_AIM OF THE EXERCISE_
Write out the entries again exactly as they are given.

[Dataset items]

— start —

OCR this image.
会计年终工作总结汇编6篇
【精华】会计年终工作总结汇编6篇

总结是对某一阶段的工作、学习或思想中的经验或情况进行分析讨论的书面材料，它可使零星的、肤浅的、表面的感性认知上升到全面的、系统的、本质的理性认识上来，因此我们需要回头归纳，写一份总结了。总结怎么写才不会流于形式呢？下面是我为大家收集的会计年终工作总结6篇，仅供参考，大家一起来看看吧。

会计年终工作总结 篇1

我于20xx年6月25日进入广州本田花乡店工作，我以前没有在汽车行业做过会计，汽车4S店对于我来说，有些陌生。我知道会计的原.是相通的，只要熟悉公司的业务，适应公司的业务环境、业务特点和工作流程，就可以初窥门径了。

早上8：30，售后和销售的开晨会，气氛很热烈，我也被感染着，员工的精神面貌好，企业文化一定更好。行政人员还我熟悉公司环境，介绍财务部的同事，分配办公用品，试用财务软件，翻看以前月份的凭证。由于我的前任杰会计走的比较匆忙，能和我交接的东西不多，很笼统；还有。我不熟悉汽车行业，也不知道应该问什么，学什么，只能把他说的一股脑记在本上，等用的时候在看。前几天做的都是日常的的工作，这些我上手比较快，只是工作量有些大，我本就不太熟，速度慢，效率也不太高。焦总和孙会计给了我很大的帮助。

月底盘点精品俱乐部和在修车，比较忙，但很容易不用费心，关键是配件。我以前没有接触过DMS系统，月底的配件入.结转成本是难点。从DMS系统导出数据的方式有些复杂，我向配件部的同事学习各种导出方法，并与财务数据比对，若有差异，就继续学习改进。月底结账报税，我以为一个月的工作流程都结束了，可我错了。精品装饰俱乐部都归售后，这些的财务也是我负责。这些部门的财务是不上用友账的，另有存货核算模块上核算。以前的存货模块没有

— end —

_ANSWER IN FULL_
OCR this image.
会计年终工作总结汇编6篇
【精华】会计年终工作总结汇编6篇

总结是对某一阶段的工作、学习或思想中的经验或情况进行分析讨论的书面材料，它可使零星的、肤浅的、表面的感性认知上升到全面的、系统的、本质的理性认识上来，因此我们需要回头归纳，写一份总结了。总结怎么写才不会流于形式呢？下面是我为大家收集的会计年终工作总结6篇，仅供参考，大家一起来看看吧。

会计年终工作总结 篇1

我于20xx年6月25日进入广州本田花乡店工作，我以前没有在汽车行业做过会计，汽车4S店对于我来说，有些陌生。我知道会计的原.是相通的，只要熟悉公司的业务，适应公司的业务环境、业务特点和工作流程，就可以初窥门径了。

早上8：30，售后和销售的开晨会，气氛很热烈，我也被感染着，员工的精神面貌好，企业文化一定更好。行政人员还我熟悉公司环境，介绍财务部的同事，分配办公用品，试用财务软件，翻看以前月份的凭证。由于我的前任杰会计走的比较匆忙，能和我交接的东西不多，很笼统；还有。我不熟悉汽车行业，也不知道应该问什么，学什么，只能把他说的一股脑记在本上，等用的时候在看。前几天做的都是日常的的工作，这些我上手比较快，只是工作量有些大，我本就不太熟，速度慢，效率也不太高。焦总和孙会计给了我很大的帮助。

月底盘点精品俱乐部和在修车，比较忙，但很容易不用费心，关键是配件。我以前没有接触过DMS系统，月底的配件入.结转成本是难点。从DMS系统导出数据的方式有些复杂，我向配件部的同事学习各种导出方法，并与财务数据比对，若有差异，就继续学习改进。月底结账报税，我以为一个月的工作流程都结束了，可我错了。精品装饰俱乐部都归售后，这些的财务也是我负责。这些部门的财务是不上用友账的，另有存货核算模块上核算。以前的存货模块没有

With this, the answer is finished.